==== EXERCISE INPUTS ====

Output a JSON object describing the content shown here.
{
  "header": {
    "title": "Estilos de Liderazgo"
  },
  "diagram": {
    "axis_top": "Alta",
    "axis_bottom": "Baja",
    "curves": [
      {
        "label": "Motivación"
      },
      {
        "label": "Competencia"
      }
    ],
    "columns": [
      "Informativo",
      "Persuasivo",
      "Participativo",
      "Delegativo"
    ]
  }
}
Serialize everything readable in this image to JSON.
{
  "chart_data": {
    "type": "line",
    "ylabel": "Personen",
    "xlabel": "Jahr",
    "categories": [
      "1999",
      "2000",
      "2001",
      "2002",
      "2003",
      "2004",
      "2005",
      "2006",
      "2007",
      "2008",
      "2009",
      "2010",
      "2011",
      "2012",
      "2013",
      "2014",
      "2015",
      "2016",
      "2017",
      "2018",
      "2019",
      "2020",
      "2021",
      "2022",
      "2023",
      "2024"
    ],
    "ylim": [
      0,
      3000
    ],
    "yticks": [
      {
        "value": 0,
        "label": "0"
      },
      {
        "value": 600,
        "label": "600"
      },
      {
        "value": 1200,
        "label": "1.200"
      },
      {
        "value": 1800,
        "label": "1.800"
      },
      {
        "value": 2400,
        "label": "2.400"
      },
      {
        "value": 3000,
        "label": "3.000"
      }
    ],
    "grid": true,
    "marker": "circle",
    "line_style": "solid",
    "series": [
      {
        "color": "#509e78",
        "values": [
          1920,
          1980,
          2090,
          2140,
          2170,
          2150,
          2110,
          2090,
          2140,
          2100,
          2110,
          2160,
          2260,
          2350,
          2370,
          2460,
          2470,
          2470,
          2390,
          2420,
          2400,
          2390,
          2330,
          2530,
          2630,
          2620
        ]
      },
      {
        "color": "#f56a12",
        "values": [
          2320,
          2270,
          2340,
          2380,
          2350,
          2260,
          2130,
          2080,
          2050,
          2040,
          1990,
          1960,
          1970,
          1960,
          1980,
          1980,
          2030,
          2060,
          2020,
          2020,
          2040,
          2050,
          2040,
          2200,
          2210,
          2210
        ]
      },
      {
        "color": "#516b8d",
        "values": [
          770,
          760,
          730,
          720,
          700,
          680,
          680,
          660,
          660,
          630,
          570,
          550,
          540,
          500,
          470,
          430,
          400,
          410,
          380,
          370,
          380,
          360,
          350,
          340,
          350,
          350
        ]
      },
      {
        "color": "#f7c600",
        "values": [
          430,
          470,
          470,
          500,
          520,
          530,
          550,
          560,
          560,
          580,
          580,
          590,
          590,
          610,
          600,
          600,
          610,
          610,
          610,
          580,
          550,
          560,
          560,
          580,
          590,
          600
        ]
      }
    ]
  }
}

====

EXERCISE TASK — Copy out the whole listing, exactly as written.

WRITTEN REPLY —
Output a JSON object describing the content shown here.
{
  "header": {
    "title": "Estilos de Liderazgo"
  },
  "diagram": {
    "axis_top": "Alta",
    "axis_bottom": "Baja",
    "curves": [
      {
        "label": "Motivación"
      },
      {
        "label": "Competencia"
      }
    ],
    "columns": [
      "Informativo",
      "Persuasivo",
      "Participativo",
      "Delegativo"
    ]
  }
}
Serialize everything readable in this image to JSON.
{
  "chart_data": {
    "type": "line",
    "ylabel": "Personen",
    "xlabel": "Jahr",
    "categories": [
      "1999",
      "2000",
      "2001",
      "2002",
      "2003",
      "2004",
      "2005",
      "2006",
      "2007",
      "2008",
      "2009",
      "2010",
      "2011",
      "2012",
      "2013",
      "2014",
      "2015",
      "2016",
      "2017",
      "2018",
      "2019",
      "2020",
      "2021",
      "2022",
      "2023",
      "2024"
    ],
    "ylim": [
      0,
      3000
    ],
    "yticks": [
      {
        "value": 0,
        "label": "0"
      },
      {
        "value": 600,
        "label": "600"
      },
      {
        "value": 1200,
        "label": "1.200"
      },
      {
        "value": 1800,
        "label": "1.800"
      },
      {
        "value": 2400,
        "label": "2.400"
      },
      {
        "value": 3000,
        "label": "3.000"
      }
    ],
    "grid": true,
    "marker": "circle",
    "line_style": "solid",
    "series": [
      {
        "color": "#509e78",
        "values": [
          1920,
          1980,
          2090,
          2140,
          2170,
          2150,
          2110,
          2090,
          2140,
          2100,
          2110,
          2160,
          2260,
          2350,
          2370,
          2460,
          2470,
          2470,
          2390,
          2420,
          2400,
          2390,
          2330,
          2530,
          2630,
          2620
        ]
      },
      {
        "color": "#f56a12",
        "values": [
          2320,
          2270,
          2340,
          2380,
          2350,
          2260,
          2130,
          2080,
          2050,
          2040,
          1990,
          1960,
          1970,
          1960,
          1980,
          1980,
          2030,
          2060,
          2020,
          2020,
          2040,
          2050,
          2040,
          2200,
          2210,
          2210
        ]
      },
      {
        "color": "#516b8d",
        "values": [
          770,
          760,
          730,
          720,
          700,
          680,
          680,
          660,
          660,
          630,
          570,
          550,
          540,
          500,
          470,
          430,
          400,
          410,
          380,
          370,
          380,
          360,
          350,
          340,
          350,
          350
        ]
      },
      {
        "color": "#f7c600",
        "values": [
          430,
          470,
          470,
          500,
          520,
          530,
          550,
          560,
          560,
          580,
          580,
          590,
          590,
          610,
          600,
          600,
          610,
          610,
          610,
          580,
          550,
          560,
          560,
          580,
          590,
          600
        ]
      }
    ]
  }
}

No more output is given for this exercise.